Leon Neal / AFP - Getty Images
Wikileaks founder Julian Assange stands in front of a backdrop featuring inverted banking company logos at a news conference Monday in London.
WikiLeaks, online publisher of leaked government and corporate documents, has temporarily suspended publication, and founder Julian Assange said Monday that the controversial site will cease to exist at year’s end if it is unable to circumvent what it calls a “banking blockade” that is choking off its financial support.
The suspension of publication was announced on Sunday in a statement (.pdf) on the WikiLeaks website, which said that an “arbitrary and unlawful financial blockade” imposed on Dec. 7, 2010, by the U.S. and other governments “destroyed 95 percent of our revenue.” It blamed the funding cutoff on on its publication of thousands of classified U.S. diplomatic cables in November.
Sharp criticism of the publication by U.S. officials led numerous financial institutions – including Bank of America, Visa, MasterCard, eBay Inc unit PayPal and Western Union. – to block donations to the whistle-blowing organization.

§ **ENTRIES SUPPLIED**

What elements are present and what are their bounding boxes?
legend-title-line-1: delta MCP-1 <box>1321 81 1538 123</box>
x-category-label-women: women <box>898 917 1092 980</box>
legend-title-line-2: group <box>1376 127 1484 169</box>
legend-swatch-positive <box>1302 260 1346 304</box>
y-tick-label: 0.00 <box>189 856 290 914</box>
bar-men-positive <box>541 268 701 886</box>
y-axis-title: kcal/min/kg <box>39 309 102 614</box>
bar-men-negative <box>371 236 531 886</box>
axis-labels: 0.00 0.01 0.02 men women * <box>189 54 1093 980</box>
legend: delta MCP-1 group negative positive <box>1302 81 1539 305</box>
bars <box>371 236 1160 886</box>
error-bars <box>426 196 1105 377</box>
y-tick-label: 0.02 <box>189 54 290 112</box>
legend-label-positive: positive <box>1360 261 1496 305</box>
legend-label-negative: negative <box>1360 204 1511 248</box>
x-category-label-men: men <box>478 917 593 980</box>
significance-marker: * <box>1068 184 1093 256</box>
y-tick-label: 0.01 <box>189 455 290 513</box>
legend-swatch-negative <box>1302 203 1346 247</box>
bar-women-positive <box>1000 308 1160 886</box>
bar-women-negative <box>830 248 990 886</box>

§ **QUESTIONS ON THE MATERIAL**
A. Answer these from the WikiLeaks article:
(i) Where was the Monday news conference held?
(ii) On what date was the financial blockade imposed?
(iii) What share of revenue does the statement say the blockade destroyed?
B. Please take the WikiLeaks article further, starting after its final sentence.
The rows have nothing to do with the text about WikiLeaks.

§ **ANSWER SECTION**
A.
(i) London
(ii) Dec. 7, 2010
(iii) 95 percent

B.
The WikiLeaks statement said the publishing suspension would allow members of the secretive group to focus on fund-raising.
At a news conference Monday in London, Assange said that WikiLeaks only has enough cash on hand to cover the next few months.
"If WikiLeaks does not find a way to remove this blockade we will simply not be able to continue by the turn of the new year," he said. "If we don't knock down the blockade we simply will not be able to continue."
The WikiLeaks statement said the organization is challenging the financial action in an antitrust complaint filed with the European Commission and has initiated “pre-litigation” action in the U.S.,U.K., Iceland, Denmark, Brussels and Australia.